Find each line of the material below that contains the string "left", and copy those lines.

Bounding-box annotations
══════════

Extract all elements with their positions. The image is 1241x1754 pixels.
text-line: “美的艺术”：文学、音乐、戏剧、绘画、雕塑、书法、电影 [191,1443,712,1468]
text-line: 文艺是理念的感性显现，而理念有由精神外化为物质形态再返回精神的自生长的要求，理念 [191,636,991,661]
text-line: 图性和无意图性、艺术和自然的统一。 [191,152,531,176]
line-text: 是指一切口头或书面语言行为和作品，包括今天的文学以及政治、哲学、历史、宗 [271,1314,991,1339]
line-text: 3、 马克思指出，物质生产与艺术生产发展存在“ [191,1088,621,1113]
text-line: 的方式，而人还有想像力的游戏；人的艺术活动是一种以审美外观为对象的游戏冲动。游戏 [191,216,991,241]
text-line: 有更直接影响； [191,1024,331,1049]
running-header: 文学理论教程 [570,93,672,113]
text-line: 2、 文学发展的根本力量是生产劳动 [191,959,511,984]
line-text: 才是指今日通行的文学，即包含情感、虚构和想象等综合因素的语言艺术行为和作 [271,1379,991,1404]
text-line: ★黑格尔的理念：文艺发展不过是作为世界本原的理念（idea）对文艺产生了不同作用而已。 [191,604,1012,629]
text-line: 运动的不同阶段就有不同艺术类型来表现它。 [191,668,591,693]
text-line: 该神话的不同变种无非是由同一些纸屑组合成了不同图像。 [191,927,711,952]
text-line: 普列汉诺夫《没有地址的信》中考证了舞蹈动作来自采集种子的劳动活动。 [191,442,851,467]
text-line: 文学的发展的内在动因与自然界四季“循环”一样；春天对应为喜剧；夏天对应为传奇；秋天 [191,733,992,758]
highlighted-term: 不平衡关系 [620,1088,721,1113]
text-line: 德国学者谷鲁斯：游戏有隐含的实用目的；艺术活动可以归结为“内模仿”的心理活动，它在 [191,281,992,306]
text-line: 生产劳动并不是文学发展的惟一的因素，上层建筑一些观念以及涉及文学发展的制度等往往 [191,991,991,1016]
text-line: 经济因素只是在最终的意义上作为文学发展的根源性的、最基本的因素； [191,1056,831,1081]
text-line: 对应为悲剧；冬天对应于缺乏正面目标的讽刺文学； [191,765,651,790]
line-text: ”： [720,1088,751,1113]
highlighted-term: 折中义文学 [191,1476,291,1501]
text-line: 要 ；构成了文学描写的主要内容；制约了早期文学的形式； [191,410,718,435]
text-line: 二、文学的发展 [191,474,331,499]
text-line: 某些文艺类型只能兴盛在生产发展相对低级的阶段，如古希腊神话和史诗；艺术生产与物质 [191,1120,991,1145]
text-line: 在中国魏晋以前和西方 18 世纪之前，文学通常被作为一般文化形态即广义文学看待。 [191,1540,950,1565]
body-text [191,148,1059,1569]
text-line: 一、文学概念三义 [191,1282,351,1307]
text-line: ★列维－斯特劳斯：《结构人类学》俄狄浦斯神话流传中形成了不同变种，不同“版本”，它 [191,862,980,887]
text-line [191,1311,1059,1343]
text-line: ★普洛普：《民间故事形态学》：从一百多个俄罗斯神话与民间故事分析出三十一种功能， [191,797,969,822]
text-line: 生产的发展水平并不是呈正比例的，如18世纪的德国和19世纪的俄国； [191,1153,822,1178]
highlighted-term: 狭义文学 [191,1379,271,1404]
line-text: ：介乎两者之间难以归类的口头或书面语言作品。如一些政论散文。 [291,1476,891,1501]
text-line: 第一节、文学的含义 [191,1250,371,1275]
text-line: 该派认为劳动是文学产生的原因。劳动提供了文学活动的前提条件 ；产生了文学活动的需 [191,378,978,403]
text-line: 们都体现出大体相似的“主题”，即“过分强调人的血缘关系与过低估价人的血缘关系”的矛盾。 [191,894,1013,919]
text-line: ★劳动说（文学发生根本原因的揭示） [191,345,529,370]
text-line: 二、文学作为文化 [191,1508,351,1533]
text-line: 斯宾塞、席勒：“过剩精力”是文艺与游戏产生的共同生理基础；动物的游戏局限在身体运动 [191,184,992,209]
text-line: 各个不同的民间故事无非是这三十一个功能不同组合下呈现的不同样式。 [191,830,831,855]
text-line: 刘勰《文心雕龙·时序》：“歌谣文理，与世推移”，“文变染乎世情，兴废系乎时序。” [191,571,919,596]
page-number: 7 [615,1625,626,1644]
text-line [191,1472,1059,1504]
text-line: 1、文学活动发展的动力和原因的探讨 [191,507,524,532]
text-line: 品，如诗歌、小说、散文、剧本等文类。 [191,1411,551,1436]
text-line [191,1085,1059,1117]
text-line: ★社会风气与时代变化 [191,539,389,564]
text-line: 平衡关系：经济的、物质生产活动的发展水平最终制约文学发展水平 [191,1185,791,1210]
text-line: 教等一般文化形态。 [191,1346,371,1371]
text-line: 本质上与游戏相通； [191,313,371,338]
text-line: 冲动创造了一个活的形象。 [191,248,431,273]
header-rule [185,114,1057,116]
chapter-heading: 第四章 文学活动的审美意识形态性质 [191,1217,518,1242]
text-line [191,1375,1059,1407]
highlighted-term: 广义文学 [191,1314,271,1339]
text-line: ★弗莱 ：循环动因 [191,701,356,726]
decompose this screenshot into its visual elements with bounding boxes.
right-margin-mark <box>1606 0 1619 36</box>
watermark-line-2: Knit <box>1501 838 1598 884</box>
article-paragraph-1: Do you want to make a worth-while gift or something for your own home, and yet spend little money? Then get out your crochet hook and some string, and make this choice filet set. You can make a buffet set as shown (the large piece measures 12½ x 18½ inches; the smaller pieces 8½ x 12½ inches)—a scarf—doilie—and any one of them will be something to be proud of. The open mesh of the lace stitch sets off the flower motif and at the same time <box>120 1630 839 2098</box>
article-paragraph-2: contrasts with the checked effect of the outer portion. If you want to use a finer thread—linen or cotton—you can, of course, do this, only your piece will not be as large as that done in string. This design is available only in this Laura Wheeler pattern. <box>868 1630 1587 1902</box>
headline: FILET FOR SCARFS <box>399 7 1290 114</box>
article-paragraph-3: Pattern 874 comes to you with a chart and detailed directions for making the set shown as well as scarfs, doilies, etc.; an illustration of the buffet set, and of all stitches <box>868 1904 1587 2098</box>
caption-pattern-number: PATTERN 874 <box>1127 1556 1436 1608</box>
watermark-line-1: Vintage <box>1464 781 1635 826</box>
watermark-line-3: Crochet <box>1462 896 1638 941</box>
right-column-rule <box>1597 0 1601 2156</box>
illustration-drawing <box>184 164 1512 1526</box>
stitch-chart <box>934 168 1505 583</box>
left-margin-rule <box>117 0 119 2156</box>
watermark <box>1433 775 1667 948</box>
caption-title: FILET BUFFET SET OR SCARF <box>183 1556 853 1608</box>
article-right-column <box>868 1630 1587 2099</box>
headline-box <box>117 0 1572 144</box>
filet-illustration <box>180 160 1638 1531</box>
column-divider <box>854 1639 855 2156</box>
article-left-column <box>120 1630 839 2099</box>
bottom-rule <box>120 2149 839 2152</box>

══════════

• [ANSWER TO THIS EXERCISE]
left-margin-rule <box>117 0 119 2156</box>
article-left-column <box>120 1630 839 2099</box>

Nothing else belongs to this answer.